- _Task instructions_
Starting at the line with "Enumerate this screenshot's", transcribe each line through the final one, both included, and add nothing.
:: Dataset records ::
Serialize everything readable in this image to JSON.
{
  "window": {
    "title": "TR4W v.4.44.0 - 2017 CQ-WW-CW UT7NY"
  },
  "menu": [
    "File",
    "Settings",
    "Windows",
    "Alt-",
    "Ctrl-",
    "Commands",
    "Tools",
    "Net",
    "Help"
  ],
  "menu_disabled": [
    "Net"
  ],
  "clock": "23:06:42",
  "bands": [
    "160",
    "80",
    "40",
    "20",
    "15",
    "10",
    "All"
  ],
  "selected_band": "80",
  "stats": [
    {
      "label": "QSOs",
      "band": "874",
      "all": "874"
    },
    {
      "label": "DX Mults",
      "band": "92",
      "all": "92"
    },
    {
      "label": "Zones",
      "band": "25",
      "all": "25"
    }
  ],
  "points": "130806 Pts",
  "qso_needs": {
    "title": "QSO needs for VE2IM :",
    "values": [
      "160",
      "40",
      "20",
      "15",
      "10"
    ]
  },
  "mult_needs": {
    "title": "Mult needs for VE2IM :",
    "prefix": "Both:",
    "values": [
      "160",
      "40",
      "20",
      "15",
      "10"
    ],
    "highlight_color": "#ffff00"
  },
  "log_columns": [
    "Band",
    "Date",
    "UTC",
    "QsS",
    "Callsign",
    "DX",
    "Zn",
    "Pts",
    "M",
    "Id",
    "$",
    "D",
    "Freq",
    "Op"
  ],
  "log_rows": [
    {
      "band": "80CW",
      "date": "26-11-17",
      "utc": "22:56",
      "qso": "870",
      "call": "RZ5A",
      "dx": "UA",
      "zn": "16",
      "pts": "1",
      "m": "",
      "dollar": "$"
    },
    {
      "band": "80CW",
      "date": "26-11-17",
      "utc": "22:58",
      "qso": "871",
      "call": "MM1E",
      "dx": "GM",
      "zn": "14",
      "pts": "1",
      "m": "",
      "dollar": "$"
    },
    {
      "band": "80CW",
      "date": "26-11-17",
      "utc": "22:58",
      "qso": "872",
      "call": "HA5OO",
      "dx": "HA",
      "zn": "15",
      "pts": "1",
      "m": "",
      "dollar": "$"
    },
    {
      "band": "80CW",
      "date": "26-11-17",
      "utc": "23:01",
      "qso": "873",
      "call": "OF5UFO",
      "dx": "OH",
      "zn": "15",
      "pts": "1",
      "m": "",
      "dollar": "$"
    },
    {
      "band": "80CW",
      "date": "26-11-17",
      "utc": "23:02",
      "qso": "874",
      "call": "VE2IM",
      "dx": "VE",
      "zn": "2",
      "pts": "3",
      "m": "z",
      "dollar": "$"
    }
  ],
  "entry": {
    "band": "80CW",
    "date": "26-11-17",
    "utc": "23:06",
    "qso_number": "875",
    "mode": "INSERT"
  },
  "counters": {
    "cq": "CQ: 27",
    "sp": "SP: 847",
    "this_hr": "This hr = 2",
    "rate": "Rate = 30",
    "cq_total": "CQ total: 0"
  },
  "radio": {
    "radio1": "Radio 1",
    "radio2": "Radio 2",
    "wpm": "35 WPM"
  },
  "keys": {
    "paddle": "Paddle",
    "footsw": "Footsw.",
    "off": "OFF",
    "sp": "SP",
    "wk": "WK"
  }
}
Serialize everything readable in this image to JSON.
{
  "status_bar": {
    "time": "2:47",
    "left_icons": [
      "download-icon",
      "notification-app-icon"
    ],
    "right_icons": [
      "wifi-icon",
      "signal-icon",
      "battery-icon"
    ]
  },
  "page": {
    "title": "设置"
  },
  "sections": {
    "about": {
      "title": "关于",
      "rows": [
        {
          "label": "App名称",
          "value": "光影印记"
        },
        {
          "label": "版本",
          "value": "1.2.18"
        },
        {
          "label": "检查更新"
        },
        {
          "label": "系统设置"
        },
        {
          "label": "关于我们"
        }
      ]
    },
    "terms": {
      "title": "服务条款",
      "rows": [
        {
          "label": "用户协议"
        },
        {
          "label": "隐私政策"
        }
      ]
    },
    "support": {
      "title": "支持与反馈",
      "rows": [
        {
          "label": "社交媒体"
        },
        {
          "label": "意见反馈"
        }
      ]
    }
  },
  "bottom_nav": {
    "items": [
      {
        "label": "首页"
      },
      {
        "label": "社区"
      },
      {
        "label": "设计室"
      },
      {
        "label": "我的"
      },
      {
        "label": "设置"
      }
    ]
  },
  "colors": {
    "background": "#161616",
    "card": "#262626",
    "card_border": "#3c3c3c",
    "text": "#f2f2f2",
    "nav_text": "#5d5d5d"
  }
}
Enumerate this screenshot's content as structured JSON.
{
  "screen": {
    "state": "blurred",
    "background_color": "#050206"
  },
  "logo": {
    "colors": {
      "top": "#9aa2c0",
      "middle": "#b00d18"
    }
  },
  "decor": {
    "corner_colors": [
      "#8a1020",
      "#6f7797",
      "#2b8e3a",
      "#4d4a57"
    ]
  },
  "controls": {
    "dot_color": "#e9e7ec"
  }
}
:::
- _The solution_
Enumerate this screenshot's content as structured JSON.
{
  "screen": {
    "state": "blurred",
    "background_color": "#050206"
  },
  "logo": {
    "colors": {
      "top": "#9aa2c0",
      "middle": "#b00d18"
    }
  },
  "decor": {
    "corner_colors": [
      "#8a1020",
      "#6f7797",
      "#2b8e3a",
      "#4d4a57"
    ]
  },
  "controls": {
    "dot_color": "#e9e7ec"
  }
}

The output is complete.